AIM: All of the data should be output character for character, except the pictures.

RAW DATA:
»»

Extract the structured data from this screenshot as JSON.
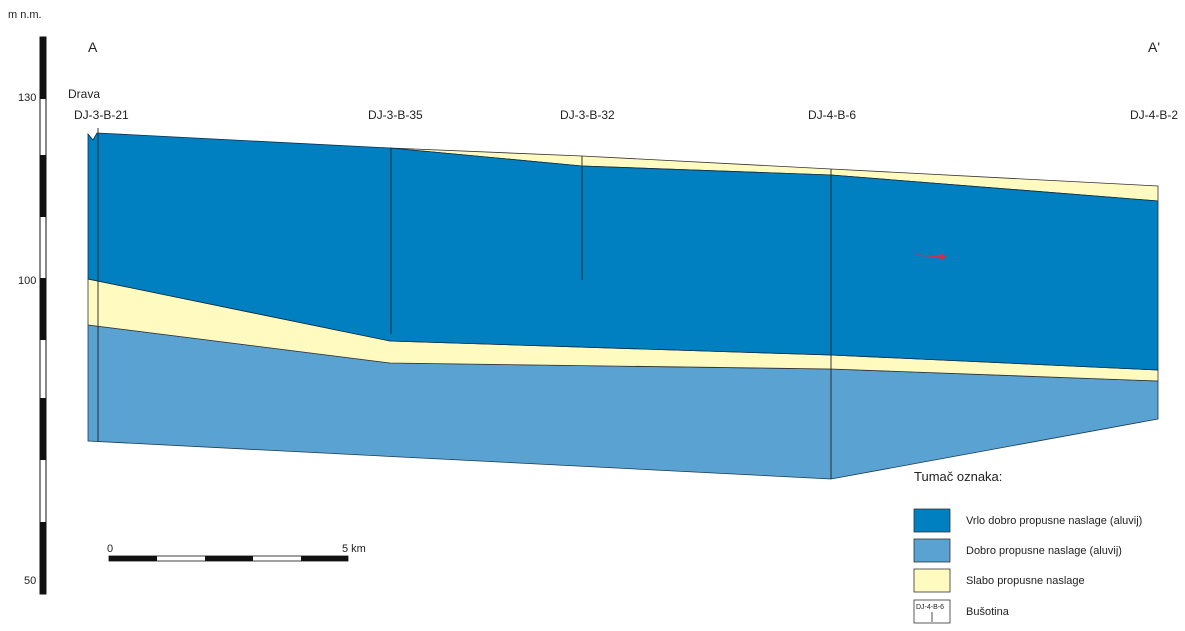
{
  "axis": {
    "unit_label": "m n.m.",
    "ticks": [
      "130",
      "100",
      "50"
    ]
  },
  "section": {
    "start_label": "A",
    "end_label": "A'",
    "river_label": "Drava"
  },
  "boreholes": [
    "DJ-3-B-21",
    "DJ-3-B-35",
    "DJ-3-B-32",
    "DJ-4-B-6",
    "DJ-4-B-2"
  ],
  "scale_bar": {
    "start_label": "0",
    "end_label": "5 km"
  },
  "legend": {
    "title": "Tumač oznaka:",
    "items": [
      {
        "label": "Vrlo dobro propusne naslage (aluvij)",
        "color": "#0080c0"
      },
      {
        "label": "Dobro propusne naslage (aluvij)",
        "color": "#5aa2d2"
      },
      {
        "label": "Slabo propusne naslage",
        "color": "#fffac0"
      },
      {
        "label": "Bušotina",
        "symbol_text": "DJ-4-B-6"
      }
    ]
  },
  "colors": {
    "very_permeable": "#0080c0",
    "permeable": "#5aa2d2",
    "low_permeable": "#fffac0",
    "arrow": "#d03050"
  }
}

««

OUTPUT FOR THIS TASK:
Extract the structured data from this screenshot as JSON.
{
  "axis": {
    "unit_label": "m n.m.",
    "ticks": [
      "130",
      "100",
      "50"
    ]
  },
  "section": {
    "start_label": "A",
    "end_label": "A'",
    "river_label": "Drava"
  },
  "boreholes": [
    "DJ-3-B-21",
    "DJ-3-B-35",
    "DJ-3-B-32",
    "DJ-4-B-6",
    "DJ-4-B-2"
  ],
  "scale_bar": {
    "start_label": "0",
    "end_label": "5 km"
  },
  "legend": {
    "title": "Tumač oznaka:",
    "items": [
      {
        "label": "Vrlo dobro propusne naslage (aluvij)",
        "color": "#0080c0"
      },
      {
        "label": "Dobro propusne naslage (aluvij)",
        "color": "#5aa2d2"
      },
      {
        "label": "Slabo propusne naslage",
        "color": "#fffac0"
      },
      {
        "label": "Bušotina",
        "symbol_text": "DJ-4-B-6"
      }
    ]
  },
  "colors": {
    "very_permeable": "#0080c0",
    "permeable": "#5aa2d2",
    "low_permeable": "#fffac0",
    "arrow": "#d03050"
  }
}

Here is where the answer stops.